Reproduce the listing word for word. Skip any image.

....

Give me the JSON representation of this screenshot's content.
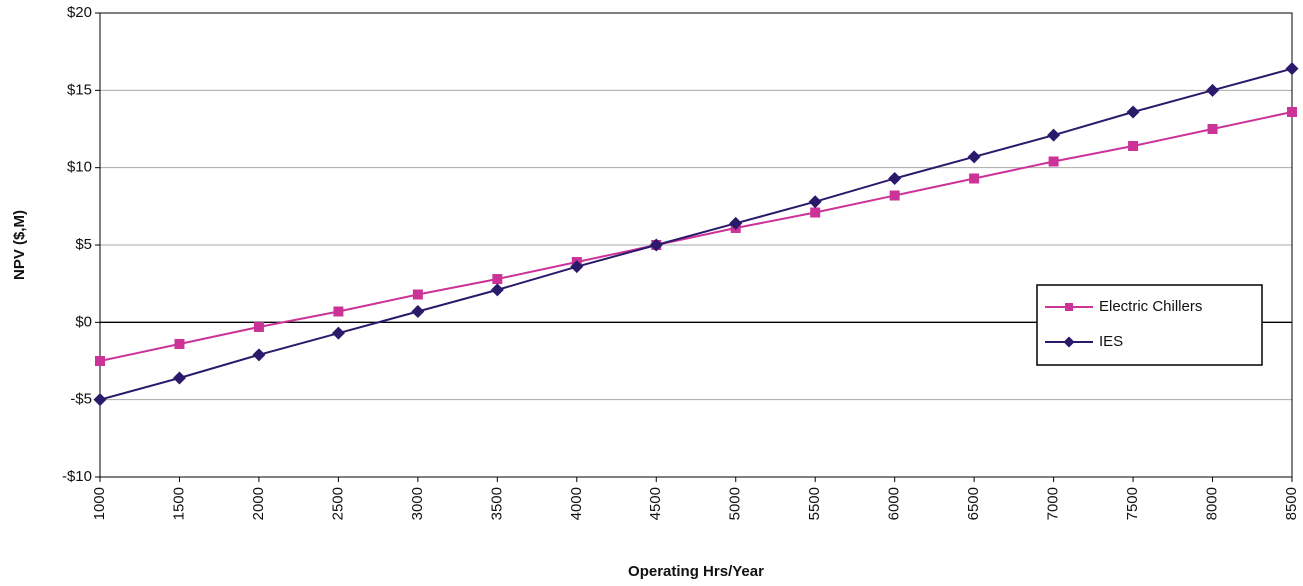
{
  "chart_data": {
    "type": "line",
    "x_label": "Operating Hrs/Year",
    "y_label": "NPV ($,M)",
    "x": [
      1000,
      1500,
      2000,
      2500,
      3000,
      3500,
      4000,
      4500,
      5000,
      5500,
      6000,
      6500,
      7000,
      7500,
      8000,
      8500
    ],
    "xlim": [
      1000,
      8500
    ],
    "xticks": [
      1000,
      1500,
      2000,
      2500,
      3000,
      3500,
      4000,
      4500,
      5000,
      5500,
      6000,
      6500,
      7000,
      7500,
      8000,
      8500
    ],
    "ylim": [
      -10,
      20
    ],
    "yticks": [
      {
        "value": -10,
        "label": "-$10"
      },
      {
        "value": -5,
        "label": "-$5"
      },
      {
        "value": 0,
        "label": "$0"
      },
      {
        "value": 5,
        "label": "$5"
      },
      {
        "value": 10,
        "label": "$10"
      },
      {
        "value": 15,
        "label": "$15"
      },
      {
        "value": 20,
        "label": "$20"
      }
    ],
    "grid": true,
    "legend": "lower right",
    "series": [
      {
        "name": "Electric Chillers",
        "color": "#cc3399",
        "marker": "square",
        "values": [
          -2.5,
          -1.4,
          -0.3,
          0.7,
          1.8,
          2.8,
          3.9,
          5.0,
          6.1,
          7.1,
          8.2,
          9.3,
          10.4,
          11.4,
          12.5,
          13.6
        ]
      },
      {
        "name": "IES",
        "color": "#2b1a6b",
        "marker": "diamond",
        "values": [
          -5.0,
          -3.6,
          -2.1,
          -0.7,
          0.7,
          2.1,
          3.6,
          5.0,
          6.4,
          7.8,
          9.3,
          10.7,
          12.1,
          13.6,
          15.0,
          16.4
        ]
      }
    ]
  }
}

....

### Solution for this task
Give me the JSON representation of this screenshot's content.
{
  "chart_data": {
    "type": "line",
    "x_label": "Operating Hrs/Year",
    "y_label": "NPV ($,M)",
    "x": [
      1000,
      1500,
      2000,
      2500,
      3000,
      3500,
      4000,
      4500,
      5000,
      5500,
      6000,
      6500,
      7000,
      7500,
      8000,
      8500
    ],
    "xlim": [
      1000,
      8500
    ],
    "xticks": [
      1000,
      1500,
      2000,
      2500,
      3000,
      3500,
      4000,
      4500,
      5000,
      5500,
      6000,
      6500,
      7000,
      7500,
      8000,
      8500
    ],
    "ylim": [
      -10,
      20
    ],
    "yticks": [
      {
        "value": -10,
        "label": "-$10"
      },
      {
        "value": -5,
        "label": "-$5"
      },
      {
        "value": 0,
        "label": "$0"
      },
      {
        "value": 5,
        "label": "$5"
      },
      {
        "value": 10,
        "label": "$10"
      },
      {
        "value": 15,
        "label": "$15"
      },
      {
        "value": 20,
        "label": "$20"
      }
    ],
    "grid": true,
    "legend": "lower right",
    "series": [
      {
        "name": "Electric Chillers",
        "color": "#cc3399",
        "marker": "square",
        "values": [
          -2.5,
          -1.4,
          -0.3,
          0.7,
          1.8,
          2.8,
          3.9,
          5.0,
          6.1,
          7.1,
          8.2,
          9.3,
          10.4,
          11.4,
          12.5,
          13.6
        ]
      },
      {
        "name": "IES",
        "color": "#2b1a6b",
        "marker": "diamond",
        "values": [
          -5.0,
          -3.6,
          -2.1,
          -0.7,
          0.7,
          2.1,
          3.6,
          5.0,
          6.4,
          7.8,
          9.3,
          10.7,
          12.1,
          13.6,
          15.0,
          16.4
        ]
      }
    ]
  }
}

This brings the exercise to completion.